== Records provided ==
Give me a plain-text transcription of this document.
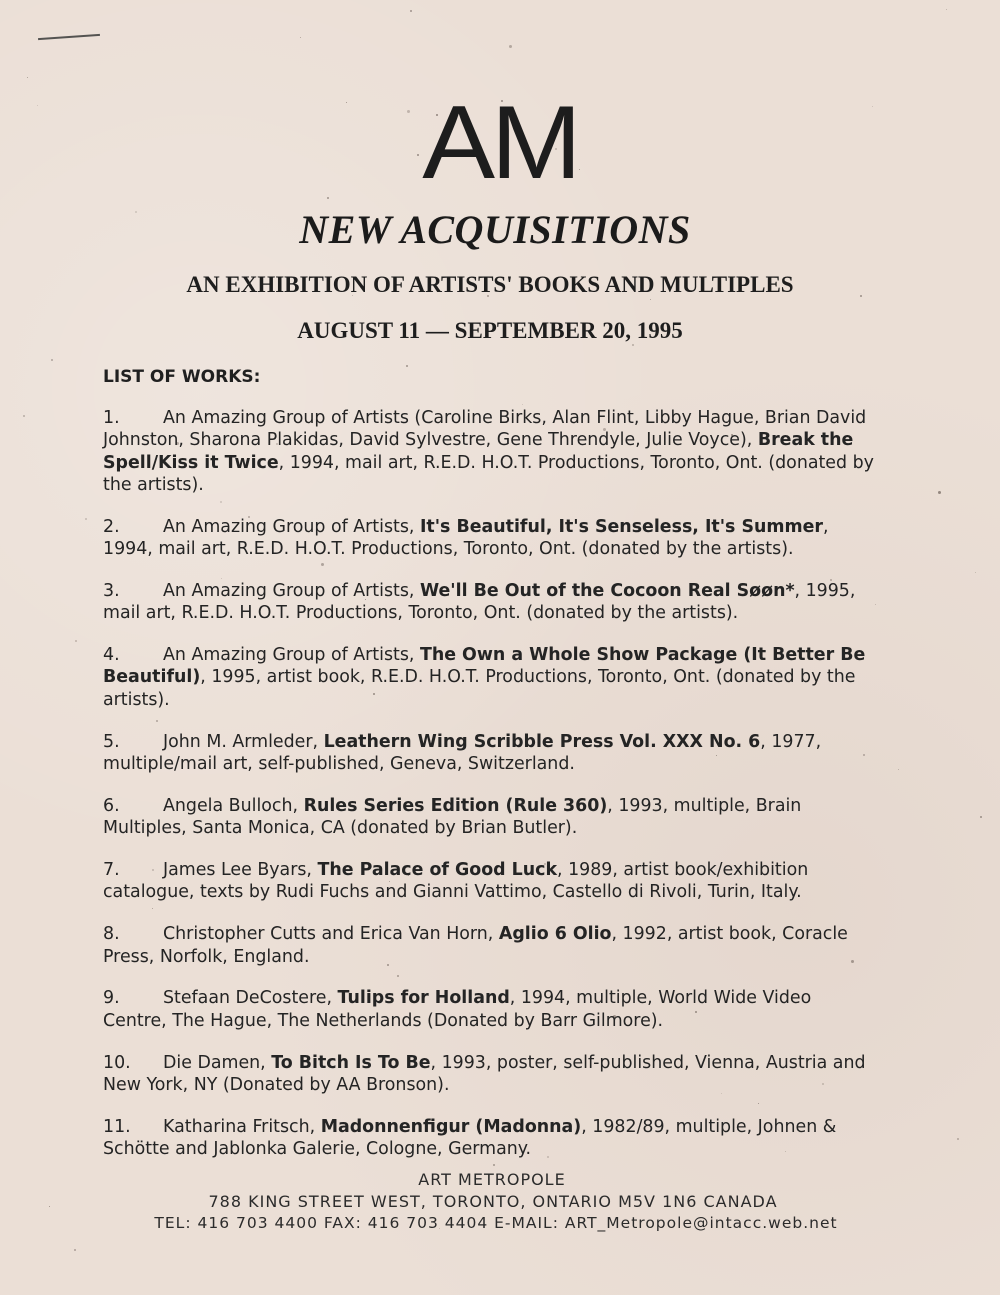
AM
NEW ACQUISITIONS
AN EXHIBITION OF ARTISTS' BOOKS AND MULTIPLES
AUGUST 11 — SEPTEMBER 20, 1995
LIST OF WORKS:
1. An Amazing Group of Artists (Caroline Birks, Alan Flint, Libby Hague, Brian David Johnston, Sharona Plakidas, David Sylvestre, Gene Threndyle, Julie Voyce), Break the Spell/Kiss it Twice, 1994, mail art, R.E.D. H.O.T. Productions, Toronto, Ont. (donated by the artists).
2. An Amazing Group of Artists, It's Beautiful, It's Senseless, It's Summer, 1994, mail art, R.E.D. H.O.T. Productions, Toronto, Ont. (donated by the artists).
3. An Amazing Group of Artists, We'll Be Out of the Cocoon Real Søøn*, 1995, mail art, R.E.D. H.O.T. Productions, Toronto, Ont. (donated by the artists).
4. An Amazing Group of Artists, The Own a Whole Show Package (It Better Be Beautiful), 1995, artist book, R.E.D. H.O.T. Productions, Toronto, Ont. (donated by the artists).
5. John M. Armleder, Leathern Wing Scribble Press Vol. XXX No. 6, 1977, multiple/mail art, self-published, Geneva, Switzerland.
6. Angela Bulloch, Rules Series Edition (Rule 360), 1993, multiple, Brain Multiples, Santa Monica, CA (donated by Brian Butler).
7. James Lee Byars, The Palace of Good Luck, 1989, artist book/exhibition catalogue, texts by Rudi Fuchs and Gianni Vattimo, Castello di Rivoli, Turin, Italy.
8. Christopher Cutts and Erica Van Horn, Aglio 6 Olio, 1992, artist book, Coracle Press, Norfolk, England.
9. Stefaan DeCostere, Tulips for Holland, 1994, multiple, World Wide Video Centre, The Hague, The Netherlands (Donated by Barr Gilmore).
10. Die Damen, To Bitch Is To Be, 1993, poster, self-published, Vienna, Austria and New York, NY (Donated by AA Bronson).
11. Katharina Fritsch, Madonnenfigur (Madonna), 1982/89, multiple, Johnen & Schötte and Jablonka Galerie, Cologne, Germany.
ART METROPOLE
788 KING STREET WEST, TORONTO, ONTARIO M5V 1N6 CANADA
TEL: 416 703 4400 FAX: 416 703 4404 E-MAIL: ART_Metropole@intacc.web.net
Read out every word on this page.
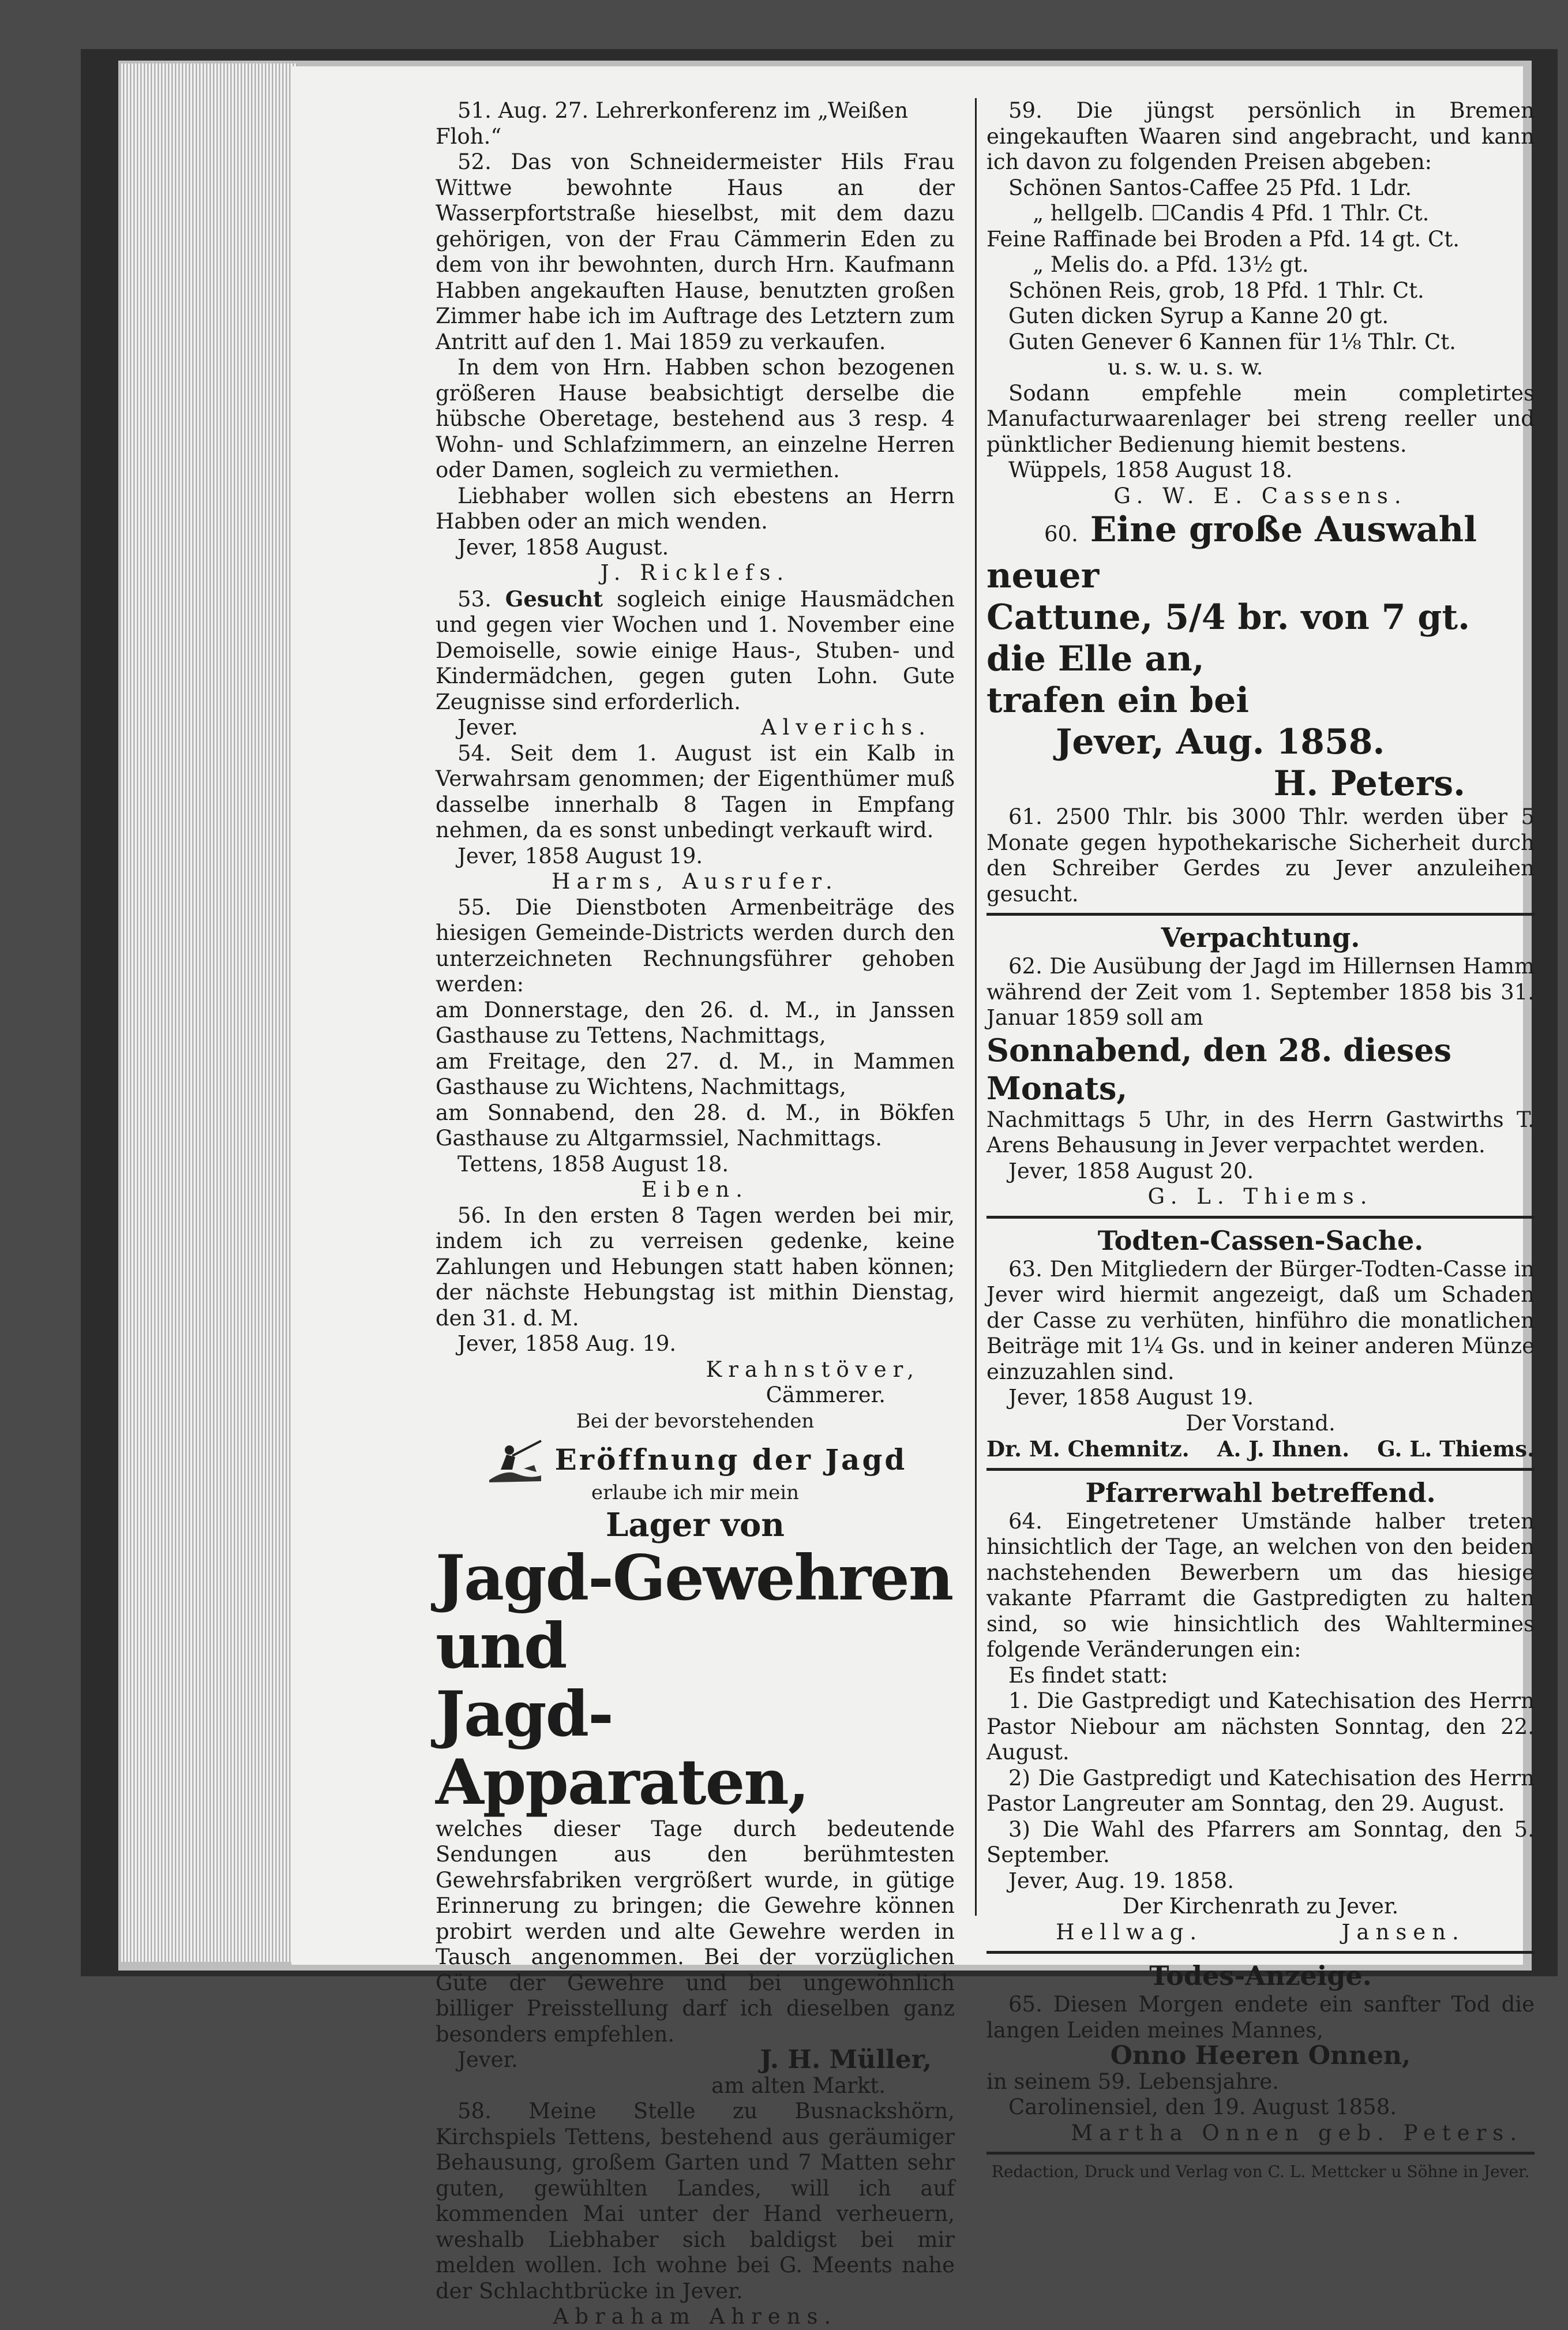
51. Aug. 27. Lehrerkonferenz im „Weißen Floh.“

52. Das von Schneidermeister Hils Frau Wittwe bewohnte Haus an der Wasserpfortstraße hieselbst, mit dem dazu gehörigen, von der Frau Cämmerin Eden zu dem von ihr bewohnten, durch Hrn. Kaufmann Habben angekauften Hause, benutzten großen Zimmer habe ich im Auftrage des Letztern zum Antritt auf den 1. Mai 1859 zu verkaufen.

In dem von Hrn. Habben schon bezogenen größeren Hause beabsichtigt derselbe die hübsche Oberetage, bestehend aus 3 resp. 4 Wohn- und Schlafzimmern, an einzelne Herren oder Damen, sogleich zu vermiethen.

Liebhaber wollen sich ebestens an Herrn Habben oder an mich wenden.

Jever, 1858 August.

J. Ricklefs.

53. Gesucht sogleich einige Hausmädchen und gegen vier Wochen und 1. November eine Demoiselle, sowie einige Haus-, Stuben- und Kindermädchen, gegen guten Lohn. Gute Zeugnisse sind erforderlich.

Jever.	Alverichs.

54. Seit dem 1. August ist ein Kalb in Verwahrsam genommen; der Eigenthümer muß dasselbe innerhalb 8 Tagen in Empfang nehmen, da es sonst unbedingt verkauft wird.

Jever, 1858 August 19.

Harms, Ausrufer.

55. Die Dienstboten Armenbeiträge des hiesigen Gemeinde-Districts werden durch den unterzeichneten Rechnungsführer gehoben werden:

am Donnerstage, den 26. d. M., in Janssen Gasthause zu Tettens, Nachmittags,

am Freitage, den 27. d. M., in Mammen Gasthause zu Wichtens, Nachmittags,

am Sonnabend, den 28. d. M., in Bökfen Gasthause zu Altgarmssiel, Nachmittags.

Tettens, 1858 August 18.

Eiben.

56. In den ersten 8 Tagen werden bei mir, indem ich zu verreisen gedenke, keine Zahlungen und Hebungen statt haben können; der nächste Hebungstag ist mithin Dienstag, den 31. d. M.

Jever, 1858 Aug. 19.

Krahnstöver,

Cämmerer.

Bei der bevorstehenden

Eröffnung der Jagd

erlaube ich mir mein

Lager von

Jagd-Gewehren und

Jagd-Apparaten,

welches dieser Tage durch bedeutende Sendungen aus den berühmtesten Gewehrsfabriken vergrößert wurde, in gütige Erinnerung zu bringen; die Gewehre können probirt werden und alte Gewehre werden in Tausch angenommen. Bei der vorzüglichen Güte der Gewehre und bei ungewöhnlich billiger Preisstellung darf ich dieselben ganz besonders empfehlen.

Jever.	J. H. Müller,

am alten Markt.

58. Meine Stelle zu Busnackshörn, Kirchspiels Tettens, bestehend aus geräumiger Behausung, großem Garten und 7 Matten sehr guten, gewühlten Landes, will ich auf kommenden Mai unter der Hand verheuern, weshalb Liebhaber sich baldigst bei mir melden wollen. Ich wohne bei G. Meents nahe der Schlachtbrücke in Jever.

Abraham Ahrens.

59. Die jüngst persönlich in Bremen eingekauften Waaren sind angebracht, und kann ich davon zu folgenden Preisen abgeben:

Schönen Santos-Caffee 25 Pfd. 1 Ldr.

„ hellgelb. ☐Candis 4 Pfd. 1 Thlr. Ct.

Feine Raffinade bei Broden a Pfd. 14 gt. Ct.

„ Melis do. a Pfd. 13½ gt.

Schönen Reis, grob, 18 Pfd. 1 Thlr. Ct.

Guten dicken Syrup a Kanne 20 gt.

Guten Genever 6 Kannen für 1⅛ Thlr. Ct.

u. s. w. u. s. w.

Sodann empfehle mein completirtes Manufacturwaarenlager bei streng reeller und pünktlicher Bedienung hiemit bestens.

Wüppels, 1858 August 18.

G. W. E. Cassens.

60. Eine große Auswahl neuer

Cattune, 5/4 br. von 7 gt. die Elle an,

trafen ein bei

Jever, Aug. 1858.

H. Peters.

61. 2500 Thlr. bis 3000 Thlr. werden über 5 Monate gegen hypothekarische Sicherheit durch den Schreiber Gerdes zu Jever anzuleihen gesucht.

Verpachtung.

62. Die Ausübung der Jagd im Hillernsen Hamm während der Zeit vom 1. September 1858 bis 31. Januar 1859 soll am

Sonnabend, den 28. dieses Monats,

Nachmittags 5 Uhr, in des Herrn Gastwirths T. Arens Behausung in Jever verpachtet werden.

Jever, 1858 August 20.

G. L. Thiems.

Todten-Cassen-Sache.

63. Den Mitgliedern der Bürger-Todten-Casse in Jever wird hiermit angezeigt, daß um Schaden der Casse zu verhüten, hinführo die monatlichen Beiträge mit 1¼ Gs. und in keiner anderen Münze einzuzahlen sind.

Jever, 1858 August 19.

Der Vorstand.

Dr. M. Chemnitz. A. J. Ihnen. G. L. Thiems.

Pfarrerwahl betreffend.

64. Eingetretener Umstände halber treten hinsichtlich der Tage, an welchen von den beiden nachstehenden Bewerbern um das hiesige vakante Pfarramt die Gastpredigten zu halten sind, so wie hinsichtlich des Wahltermines folgende Veränderungen ein:

Es findet statt:

1. Die Gastpredigt und Katechisation des Herrn Pastor Niebour am nächsten Sonntag, den 22. August.

2) Die Gastpredigt und Katechisation des Herrn Pastor Langreuter am Sonntag, den 29. August.

3) Die Wahl des Pfarrers am Sonntag, den 5. September.

Jever, Aug. 19. 1858.

Der Kirchenrath zu Jever.

Hellwag.	Jansen.

Todes-Anzeige.

65. Diesen Morgen endete ein sanfter Tod die langen Leiden meines Mannes,

Onno Heeren Onnen,

in seinem 59. Lebensjahre.

Carolinensiel, den 19. August 1858.

Martha Onnen geb. Peters.

Redaction, Druck und Verlag von C. L. Mettcker u Söhne in Jever.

== Exercise ==
Which lines of the data include the string "self"? Copy each of them.

== Exercise result ==
5. John M. Armleder, Leathern Wing Scribble Press Vol. XXX No. 6, 1977, multiple/mail art, self-published, Geneva, Switzerland.
10. Die Damen, To Bitch Is To Be, 1993, poster, self-published, Vienna, Austria and New York, NY (Donated by AA Bronson).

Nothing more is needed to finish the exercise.